• _Exercise prompt_:
Using the data below, copy every line that contains the word "color".

— start —

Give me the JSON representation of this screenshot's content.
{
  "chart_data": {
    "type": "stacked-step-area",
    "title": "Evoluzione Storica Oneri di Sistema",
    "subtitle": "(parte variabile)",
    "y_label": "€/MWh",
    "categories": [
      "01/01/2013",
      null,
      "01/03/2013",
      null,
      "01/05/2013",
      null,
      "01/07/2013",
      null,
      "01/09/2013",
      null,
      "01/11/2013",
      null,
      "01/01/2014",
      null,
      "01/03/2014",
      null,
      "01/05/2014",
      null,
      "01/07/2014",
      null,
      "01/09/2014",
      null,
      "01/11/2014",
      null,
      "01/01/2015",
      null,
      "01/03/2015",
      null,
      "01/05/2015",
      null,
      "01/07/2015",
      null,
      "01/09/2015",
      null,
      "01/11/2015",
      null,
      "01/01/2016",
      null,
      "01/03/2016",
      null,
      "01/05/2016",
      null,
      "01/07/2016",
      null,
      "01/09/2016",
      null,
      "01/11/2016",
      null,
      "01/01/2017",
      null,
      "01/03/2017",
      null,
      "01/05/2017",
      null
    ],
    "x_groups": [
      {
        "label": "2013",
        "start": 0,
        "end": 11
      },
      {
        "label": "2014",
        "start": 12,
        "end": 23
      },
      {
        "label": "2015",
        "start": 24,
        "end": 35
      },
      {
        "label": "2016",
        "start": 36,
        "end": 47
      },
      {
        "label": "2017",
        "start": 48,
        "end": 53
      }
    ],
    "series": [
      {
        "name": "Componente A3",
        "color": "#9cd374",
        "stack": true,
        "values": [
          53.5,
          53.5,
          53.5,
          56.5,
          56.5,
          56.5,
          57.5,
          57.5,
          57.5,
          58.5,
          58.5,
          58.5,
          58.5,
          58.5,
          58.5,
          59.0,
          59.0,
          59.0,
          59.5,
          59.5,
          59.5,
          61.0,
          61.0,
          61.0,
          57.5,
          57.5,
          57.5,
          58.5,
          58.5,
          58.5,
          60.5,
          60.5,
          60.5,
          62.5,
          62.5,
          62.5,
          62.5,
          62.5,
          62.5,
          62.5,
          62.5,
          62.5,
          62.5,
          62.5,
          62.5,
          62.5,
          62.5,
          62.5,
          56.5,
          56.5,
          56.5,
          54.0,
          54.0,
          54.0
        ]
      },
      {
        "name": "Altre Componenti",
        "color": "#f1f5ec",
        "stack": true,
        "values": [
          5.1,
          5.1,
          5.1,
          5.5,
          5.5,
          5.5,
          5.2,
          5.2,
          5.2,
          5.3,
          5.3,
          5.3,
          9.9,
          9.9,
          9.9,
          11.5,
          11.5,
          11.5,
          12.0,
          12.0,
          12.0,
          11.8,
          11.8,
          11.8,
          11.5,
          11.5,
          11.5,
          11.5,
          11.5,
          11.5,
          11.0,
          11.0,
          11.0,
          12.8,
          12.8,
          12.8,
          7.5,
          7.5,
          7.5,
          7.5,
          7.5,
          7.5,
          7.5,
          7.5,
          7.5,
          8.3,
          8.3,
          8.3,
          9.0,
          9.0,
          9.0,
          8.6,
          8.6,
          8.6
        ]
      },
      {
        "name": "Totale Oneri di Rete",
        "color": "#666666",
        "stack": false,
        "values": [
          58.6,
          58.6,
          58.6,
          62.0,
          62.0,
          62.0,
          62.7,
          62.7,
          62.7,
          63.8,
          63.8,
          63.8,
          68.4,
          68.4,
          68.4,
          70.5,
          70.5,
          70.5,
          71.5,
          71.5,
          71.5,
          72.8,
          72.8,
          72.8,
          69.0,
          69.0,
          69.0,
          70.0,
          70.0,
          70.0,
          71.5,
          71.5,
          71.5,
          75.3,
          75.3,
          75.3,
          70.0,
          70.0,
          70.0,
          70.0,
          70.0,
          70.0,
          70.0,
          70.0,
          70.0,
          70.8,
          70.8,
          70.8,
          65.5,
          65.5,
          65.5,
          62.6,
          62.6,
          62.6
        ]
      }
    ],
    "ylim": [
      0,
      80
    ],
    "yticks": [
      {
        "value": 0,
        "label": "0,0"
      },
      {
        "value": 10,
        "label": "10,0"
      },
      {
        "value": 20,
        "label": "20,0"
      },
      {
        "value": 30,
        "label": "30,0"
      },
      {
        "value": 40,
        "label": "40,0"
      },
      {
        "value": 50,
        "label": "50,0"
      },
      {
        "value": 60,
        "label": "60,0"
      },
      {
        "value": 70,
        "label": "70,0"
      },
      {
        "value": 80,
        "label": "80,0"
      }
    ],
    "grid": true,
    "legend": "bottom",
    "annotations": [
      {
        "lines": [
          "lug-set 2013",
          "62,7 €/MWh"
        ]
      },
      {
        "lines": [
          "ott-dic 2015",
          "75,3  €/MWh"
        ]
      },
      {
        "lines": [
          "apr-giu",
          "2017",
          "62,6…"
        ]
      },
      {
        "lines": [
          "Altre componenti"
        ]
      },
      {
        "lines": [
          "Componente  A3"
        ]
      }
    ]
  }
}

— end —

• _Exercise output_:
        "color": "#9cd374",
        "color": "#f1f5ec",
        "color": "#666666",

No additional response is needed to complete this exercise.